Is this the correct way to do things? |
[QUOTE=jasong;95035]Question: If you set it to log factors, will it log factors as soon as it gets them, or go by the update interval? The reason I ask is that I set the update interval to 10,000 minutes, thinking that only applied to the main file. I'm hoping the factors will update more frequently, and if there's a power outage I can simply update the starting point with vi.
Is this the correct way to do things?[/QUOTE] Yes. The factors are written immediately. If you set the update interval to a high level, you risk to lose the whole sieving time after the last factor was found. In this sieving project the factor density is so high that it will be no problem, at all. Besides that you save the intermediate file saving time (around 90 sec every time) |
I'm averaging about 3.5-4.0 k/sec (times 2) sieving 333,333 on my X2 3800+, how is everybody else doing? I just want to benchmark myself is all.
|
Celeron 1200Mhz: 14.5-15.5 k/sec
Athlon 2500+ 1800Mhz: 4-6 k/sec Athlon64 3000+ 1800Mhz: 4-5.5 k/sec |
I must be doing something wrong. My AMD Athlon(tm) 64 3400+ is only doing 1 k per 2.5-3.0 seconds. Any ideas???
I'm currently working on 500T-550T. |
I mis-typed..
3.5-4 sec/k |
[QUOTE=jmblazek;96298]I must be doing something wrong. My AMD Athlon(tm) 64 3400+ is only doing 1 k per 2.5-3.0 seconds. Any ideas???
I'm currently working on 500T-550T.[/QUOTE] Sieving k/sec rate depends on the sieving depth, you can sieve about 2 times slower at 500T than if you would sieve at 250T. |
[quote=Skligmund;96303]I mis-typed..
3.5-4 sec/k[/quote] Whew...that makes sense now...since you're working about 300T deeper. |
[quote=MooooMoo;95056]
The problems with both ideas is the [SIZE=4]huge[/SIZE] size of the new output file and the factor list.[/quote] Is not the problem, I think. We can write a program that give us all reduce numbers ( The number is not in the new file after sieving ) The MASTER ADMIN taks the small file and reduce from file [URL="http://www.sendspace.com/file/32ye9b"]32ye9b[/URL] also with a special program. I work with 2 PCs and this is for my project very helpfull when I sieve serveral ranges. best |
If anyone's curious...
For n=195000, we actually sieved far more than the previous record holders did. They sieved only to 281T, while we got over 1000T (see [url]http://www.hpc-europa.org/index.php?section=Transnational&subsection=scientific_highlights&page=sci_high/csajbok[/url])
The number of Intel Itanium 2 processors they used "varied between 1 and 96" while they were working on getting their previous record twin. They had a total of 5 million candidates after sieving (out of an original 8.5 billion). This means they were probably choosing a range that had an ~80% certainty of containing a twin. It would be equivalent to sieving n=195000 from 1-22G. |
[quote=MooooMoo;95056]- somewhere to upload the new output file, so that NewPGen's feature for " merging files across several machines" can be used.

### RECORD EXCERPTS

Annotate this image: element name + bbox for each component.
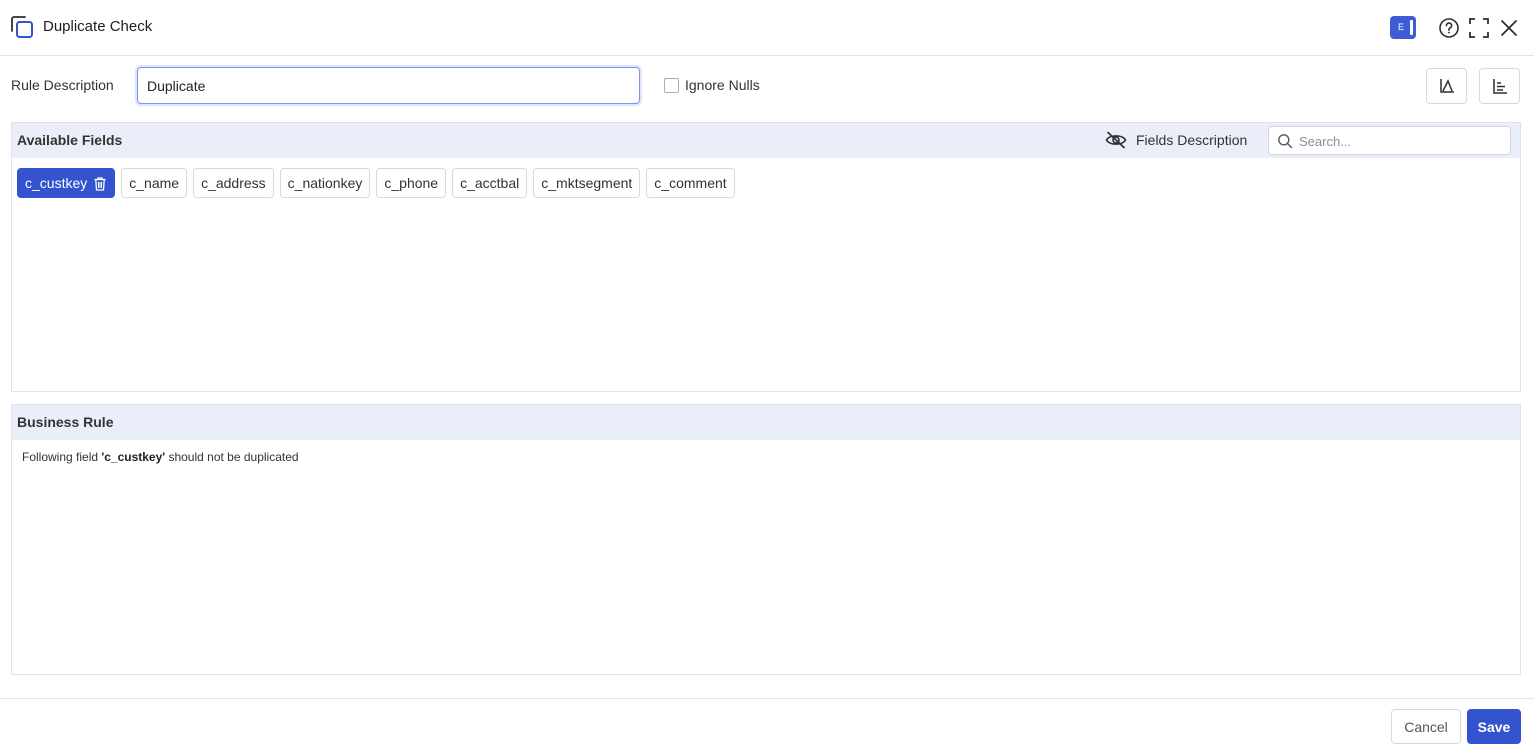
available-fields-title: Available Fields (17, 132, 123, 148)
field-chip-label: c_name (129, 175, 180, 191)
bar-chart-button[interactable] (1479, 68, 1520, 104)
field-chip-c-comment[interactable]: c_comment (646, 168, 735, 198)
field-chip-c-nationkey[interactable]: c_nationkey (279, 168, 371, 198)
field-chip-c-custkey[interactable]: c_custkey (17, 168, 116, 198)
business-rule-title: Business Rule (17, 414, 114, 430)
ignore-nulls-option[interactable]: Ignore Nulls (664, 77, 760, 93)
rule-description-input[interactable] (137, 67, 640, 104)
field-chip-label: c_custkey (25, 175, 88, 191)
fields-description-label: Fields Description (1136, 132, 1248, 148)
dialog-footer: Cancel Save (0, 698, 1534, 752)
close-icon[interactable] (1498, 17, 1520, 39)
search-box (1268, 126, 1511, 155)
mode-badge[interactable]: E (1390, 16, 1416, 39)
ignore-nulls-label: Ignore Nulls (685, 77, 760, 93)
trash-icon[interactable] (93, 176, 107, 191)
rule-description-label: Rule Description (11, 77, 114, 93)
duplicate-icon (11, 16, 33, 38)
field-chip-c-phone[interactable]: c_phone (376, 168, 447, 198)
ignore-nulls-checkbox[interactable] (664, 77, 679, 93)
search-icon (1278, 134, 1293, 149)
field-chip-c-address[interactable]: c_address (193, 168, 274, 198)
chart-icon (1439, 79, 1454, 93)
available-fields-header: Available Fields Fields Description (12, 123, 1520, 158)
rule-description-row: Rule Description Ignore Nulls (0, 56, 1534, 120)
field-chip-c-acctbal[interactable]: c_acctbal (452, 168, 528, 198)
business-rule-header: Business Rule (12, 405, 1520, 440)
field-chip-label: c_nationkey (287, 175, 363, 191)
field-chip-label: c_mktsegment (541, 175, 633, 191)
business-rule-field: 'c_custkey' (101, 450, 166, 464)
expand-icon[interactable] (1468, 17, 1490, 39)
dialog-title: Duplicate Check (43, 18, 153, 35)
business-rule-text: Following field 'c_custkey' should not b… (22, 450, 299, 464)
eye-off-icon[interactable] (1105, 131, 1127, 149)
cancel-button[interactable]: Cancel (1391, 709, 1461, 744)
field-chip-label: c_phone (384, 175, 439, 191)
field-chip-label: c_address (201, 175, 266, 191)
field-chip-label: c_acctbal (460, 175, 520, 191)
business-rule-panel: Business Rule Following field 'c_custkey… (11, 404, 1521, 675)
bar-chart-icon (1492, 79, 1507, 94)
save-button[interactable]: Save (1467, 709, 1521, 744)
field-chip-label: c_comment (654, 175, 727, 191)
field-chip-c-name[interactable]: c_name (121, 168, 188, 198)
dialog-header: Duplicate Check E (0, 0, 1534, 56)
field-chip-c-mktsegment[interactable]: c_mktsegment (533, 168, 641, 198)
search-input[interactable] (1299, 131, 1504, 151)
help-icon[interactable] (1438, 17, 1460, 39)
available-fields-panel: Available Fields Fields Description c_cu… (11, 122, 1521, 392)
chart-toggle-button[interactable] (1426, 68, 1467, 104)
field-chip-list: c_custkey c_name c_address c_nationkey c… (17, 168, 735, 198)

### PROMPT 1
Reproduce the passage of the sieving thread that starts with "I'm currently working on 500T-550T.[/QUOTE]" and goes on through "If anyone's curious...".
### PROMPT 2
According to the sieving thread, why is setting the update interval very high not a problem in this project? Answer in one to three sentences.
### PROMPT 3
Pick up the forum thread on sieving from its last line and continue writing it.

### FINAL ANSWER 1
I'm currently working on 500T-550T.[/QUOTE] Sieving k/sec rate depends on the sieving depth, you can sieve about 2 times slower at 500T than if you would sieve at 250T. |
[quote=Skligmund;96303]I mis-typed..
3.5-4 sec/k[/quote] Whew...that makes sense now...since you're working about 300T deeper. |
[quote=MooooMoo;95056]
The problems with both ideas is the [SIZE=4]huge[/SIZE] size of the new output file and the factor list.[/quote] Is not the problem, I think. We can write a program that give us all reduce numbers ( The number is not in the new file after sieving ) The MASTER ADMIN taks the small file and reduce from file [URL="http://www.sendspace.com/file/32ye9b"]32ye9b[/URL] also with a special program. I work with 2 PCs and this is for my project very helpfull when I sieve serveral ranges. best |
If anyone's curious...

### FINAL ANSWER 2
Factors are written immediately, and the factor density in this project is so high that the risk of losing the sieving time after the last factor was found is no problem. It also saves the time spent writing the intermediate file, which is around 90 seconds each time.

### FINAL ANSWER 3
[/quote] I can't figure out how to use that on my own computers. The instructions are confusing at best. I know this is the wrong thread for this, but it only made sense here. If anybody knows how this works, let me know. Maybe make a simple tutorial for it? |
If you want to report results, you don't need to upload the datafile; only newpgen.del file is needed. Of cource, unless you forgot to set newpgen to log factors.
|
[QUOTE=Skligmund;96565]The instructions are confusing at best. I know this is the wrong thread for this, but it only made sense here. If anybody knows how this works, let me know. Maybe make a simple tutorial for it?[/QUOTE]
I hope this tutorial helps (written by jmblazek): [url]http://www.elaurian.org/tpsieving/[/url] |
[quote=MooooMoo;96570]I hope this tutorial helps (written by jmblazek):
[URL]http://www.elaurian.org/tpsieving/[/URL][/quote] sieve across several machines...duplicate and merge... I'll see if I can add that to the page. |
Thanks guys.
The reason I ask is I run across 7 cores (5 computers) and I think I could really reduce the size of that 736MB file. If I was able to merge all my files together, I could probably be down at 730 or less already, but I only get one range worth (usually like 200 kilobytes or something) instead of 7 ranges worth (1400 KB ish). After a while, it adds up. |
[quote=jmblazek;96572]sieve across several machines...duplicate and merge...
I'll see if I can add that to the page.[/quote] done...let me know if it is clear. [URL]http://www.elaurian.org/tpsieving/[/URL] |
Ah hah!
I was doing everything manually, I just didn't understand how to merge all the files. Now I know! Thanks for the tutorial. I shall use it when all my subranges complete. |
What is the "Verify result" option in NewPGen ? Should we use it ?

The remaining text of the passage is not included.